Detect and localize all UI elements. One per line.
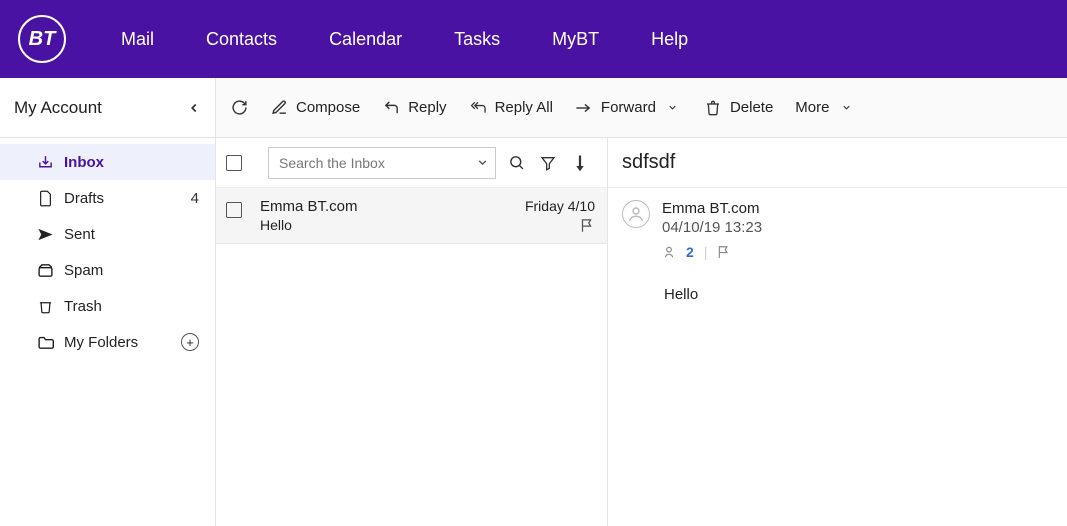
spam-icon	[36, 263, 54, 278]
chevron-down-icon	[664, 99, 682, 117]
compose-icon	[270, 99, 288, 117]
forward-icon	[575, 99, 593, 117]
forward-label: Forward	[601, 99, 656, 116]
message-checkbox[interactable]	[226, 202, 242, 218]
nav-contacts[interactable]: Contacts	[206, 29, 277, 50]
preview-meta: Emma BT.com 04/10/19 13:23 2 |	[608, 188, 1067, 260]
compose-label: Compose	[296, 99, 360, 116]
select-all-checkbox[interactable]	[226, 155, 242, 171]
preview-sender: Emma BT.com	[662, 200, 762, 217]
reply-all-icon	[469, 99, 487, 117]
refresh-button[interactable]	[230, 99, 248, 117]
preview-datetime: 04/10/19 13:23	[662, 219, 762, 236]
folder-label: Sent	[64, 226, 95, 243]
compose-button[interactable]: Compose	[270, 99, 360, 117]
message-date: Friday 4/10	[525, 198, 595, 214]
folder-label: My Folders	[64, 334, 138, 351]
preview-pane: sdfsdf Emma BT.com 04/10/19 13:23 2 |	[608, 138, 1067, 526]
flag-icon[interactable]	[580, 218, 595, 233]
forward-button[interactable]: Forward	[575, 99, 682, 117]
delete-label: Delete	[730, 99, 773, 116]
folder-label: Trash	[64, 298, 102, 315]
recipients-count[interactable]: 2	[686, 244, 694, 260]
account-label: My Account	[14, 98, 102, 118]
reply-all-button[interactable]: Reply All	[469, 99, 553, 117]
folder-trash[interactable]: Trash	[0, 288, 215, 324]
preview-subject: sdfsdf	[608, 138, 1067, 188]
chevron-left-icon	[187, 101, 201, 115]
mail-toolbar: Compose Reply Reply All Forward	[216, 78, 1067, 137]
more-button[interactable]: More	[795, 99, 855, 117]
main-area: Inbox Drafts 4 Sent Spam Trash	[0, 138, 1067, 526]
chevron-down-icon	[476, 156, 489, 169]
folder-sent[interactable]: Sent	[0, 216, 215, 252]
trash-icon	[36, 298, 54, 315]
drafts-icon	[36, 190, 54, 207]
nav-calendar[interactable]: Calendar	[329, 29, 402, 50]
trash-icon	[704, 99, 722, 117]
reply-all-label: Reply All	[495, 99, 553, 116]
top-nav: BT Mail Contacts Calendar Tasks MyBT Hel…	[0, 0, 1067, 78]
delete-button[interactable]: Delete	[704, 99, 773, 117]
refresh-icon	[230, 99, 248, 117]
reply-button[interactable]: Reply	[382, 99, 446, 117]
inbox-icon	[36, 154, 54, 171]
nav-mail[interactable]: Mail	[121, 29, 154, 50]
bt-logo[interactable]: BT	[18, 15, 66, 63]
folder-label: Inbox	[64, 154, 104, 171]
search-button[interactable]	[504, 151, 528, 175]
message-subject: Hello	[260, 217, 525, 233]
nav-tasks[interactable]: Tasks	[454, 29, 500, 50]
folder-myfolders[interactable]: My Folders +	[0, 324, 215, 360]
toolbar-row: My Account Compose Reply Reply A	[0, 78, 1067, 138]
list-toolbar: Search the Inbox	[216, 138, 607, 188]
person-icon	[662, 245, 676, 259]
folder-spam[interactable]: Spam	[0, 252, 215, 288]
folder-inbox[interactable]: Inbox	[0, 144, 215, 180]
avatar-icon	[622, 200, 650, 228]
account-dropdown[interactable]: My Account	[0, 78, 216, 137]
reply-icon	[382, 99, 400, 117]
folder-label: Spam	[64, 262, 103, 279]
preview-body: Hello	[608, 260, 1067, 303]
sent-icon	[36, 227, 54, 242]
folder-sidebar: Inbox Drafts 4 Sent Spam Trash	[0, 138, 216, 526]
add-folder-icon[interactable]: +	[181, 333, 199, 351]
message-row[interactable]: Emma BT.com Hello Friday 4/10	[216, 188, 607, 244]
nav-mybt[interactable]: MyBT	[552, 29, 599, 50]
folder-icon	[36, 335, 54, 350]
message-list: Search the Inbox Emma BT.com Hello	[216, 138, 608, 526]
message-sender: Emma BT.com	[260, 198, 525, 215]
flag-icon[interactable]	[717, 245, 731, 259]
reply-label: Reply	[408, 99, 446, 116]
sort-button[interactable]	[568, 151, 592, 175]
drafts-count: 4	[191, 190, 199, 207]
search-placeholder: Search the Inbox	[279, 155, 385, 171]
folder-drafts[interactable]: Drafts 4	[0, 180, 215, 216]
search-input[interactable]: Search the Inbox	[268, 147, 496, 179]
chevron-down-icon	[837, 99, 855, 117]
folder-label: Drafts	[64, 190, 104, 207]
nav-help[interactable]: Help	[651, 29, 688, 50]
filter-button[interactable]	[536, 151, 560, 175]
more-label: More	[795, 99, 829, 116]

* [JOB]:
Copy out every line of the item above character for character, omitting the picture.

* [REPLY]:
Detect and localize all UI elements. One per line.
spam-icon	[36, 263, 54, 278]
chevron-down-icon	[664, 99, 682, 117]
compose-icon	[270, 99, 288, 117]
forward-icon	[575, 99, 593, 117]
forward-label: Forward	[601, 99, 656, 116]
message-checkbox[interactable]	[226, 202, 242, 218]
nav-contacts[interactable]: Contacts	[206, 29, 277, 50]
preview-meta: Emma BT.com 04/10/19 13:23 2 |	[608, 188, 1067, 260]
compose-label: Compose	[296, 99, 360, 116]
select-all-checkbox[interactable]	[226, 155, 242, 171]
preview-sender: Emma BT.com	[662, 200, 762, 217]
reply-all-icon	[469, 99, 487, 117]
refresh-button[interactable]	[230, 99, 248, 117]
preview-datetime: 04/10/19 13:23	[662, 219, 762, 236]
folder-label: Sent	[64, 226, 95, 243]
compose-button[interactable]: Compose	[270, 99, 360, 117]
message-date: Friday 4/10	[525, 198, 595, 214]
folder-label: My Folders	[64, 334, 138, 351]
preview-pane: sdfsdf Emma BT.com 04/10/19 13:23 2 |	[608, 138, 1067, 526]
flag-icon[interactable]	[580, 218, 595, 233]
forward-button[interactable]: Forward	[575, 99, 682, 117]
delete-label: Delete	[730, 99, 773, 116]
folder-label: Trash	[64, 298, 102, 315]
recipients-count[interactable]: 2	[686, 244, 694, 260]
account-label: My Account	[14, 98, 102, 118]
reply-all-button[interactable]: Reply All	[469, 99, 553, 117]
folder-trash[interactable]: Trash	[0, 288, 215, 324]
preview-subject: sdfsdf	[608, 138, 1067, 188]
chevron-left-icon	[187, 101, 201, 115]
mail-toolbar: Compose Reply Reply All Forward	[216, 78, 1067, 137]
more-button[interactable]: More	[795, 99, 855, 117]
main-area: Inbox Drafts 4 Sent Spam Trash	[0, 138, 1067, 526]
chevron-down-icon	[476, 156, 489, 169]
folder-sent[interactable]: Sent	[0, 216, 215, 252]
trash-icon	[36, 298, 54, 315]
drafts-icon	[36, 190, 54, 207]
nav-calendar[interactable]: Calendar	[329, 29, 402, 50]
trash-icon	[704, 99, 722, 117]
reply-all-label: Reply All	[495, 99, 553, 116]
top-nav: BT Mail Contacts Calendar Tasks MyBT Hel…	[0, 0, 1067, 78]
delete-button[interactable]: Delete	[704, 99, 773, 117]
refresh-icon	[230, 99, 248, 117]
reply-button[interactable]: Reply	[382, 99, 446, 117]
inbox-icon	[36, 154, 54, 171]
nav-mail[interactable]: Mail	[121, 29, 154, 50]
bt-logo[interactable]: BT	[18, 15, 66, 63]
folder-label: Inbox	[64, 154, 104, 171]
search-button[interactable]	[504, 151, 528, 175]
message-subject: Hello	[260, 217, 525, 233]
nav-tasks[interactable]: Tasks	[454, 29, 500, 50]
folder-myfolders[interactable]: My Folders +	[0, 324, 215, 360]
toolbar-row: My Account Compose Reply Reply A	[0, 78, 1067, 138]
list-toolbar: Search the Inbox	[216, 138, 607, 188]
person-icon	[662, 245, 676, 259]
folder-spam[interactable]: Spam	[0, 252, 215, 288]
folder-inbox[interactable]: Inbox	[0, 144, 215, 180]
avatar-icon	[622, 200, 650, 228]
account-dropdown[interactable]: My Account	[0, 78, 216, 137]
reply-icon	[382, 99, 400, 117]
folder-label: Spam	[64, 262, 103, 279]
preview-body: Hello	[608, 260, 1067, 303]
sent-icon	[36, 227, 54, 242]
folder-sidebar: Inbox Drafts 4 Sent Spam Trash	[0, 138, 216, 526]
add-folder-icon[interactable]: +	[181, 333, 199, 351]
message-row[interactable]: Emma BT.com Hello Friday 4/10	[216, 188, 607, 244]
nav-mybt[interactable]: MyBT	[552, 29, 599, 50]
folder-icon	[36, 335, 54, 350]
message-list: Search the Inbox Emma BT.com Hello	[216, 138, 608, 526]
message-sender: Emma BT.com	[260, 198, 525, 215]
flag-icon[interactable]	[717, 245, 731, 259]
reply-label: Reply	[408, 99, 446, 116]
sort-button[interactable]	[568, 151, 592, 175]
drafts-count: 4	[191, 190, 199, 207]
search-placeholder: Search the Inbox	[279, 155, 385, 171]
folder-drafts[interactable]: Drafts 4	[0, 180, 215, 216]
search-input[interactable]: Search the Inbox	[268, 147, 496, 179]
chevron-down-icon	[837, 99, 855, 117]
folder-label: Drafts	[64, 190, 104, 207]
nav-help[interactable]: Help	[651, 29, 688, 50]
filter-button[interactable]	[536, 151, 560, 175]
more-label: More	[795, 99, 829, 116]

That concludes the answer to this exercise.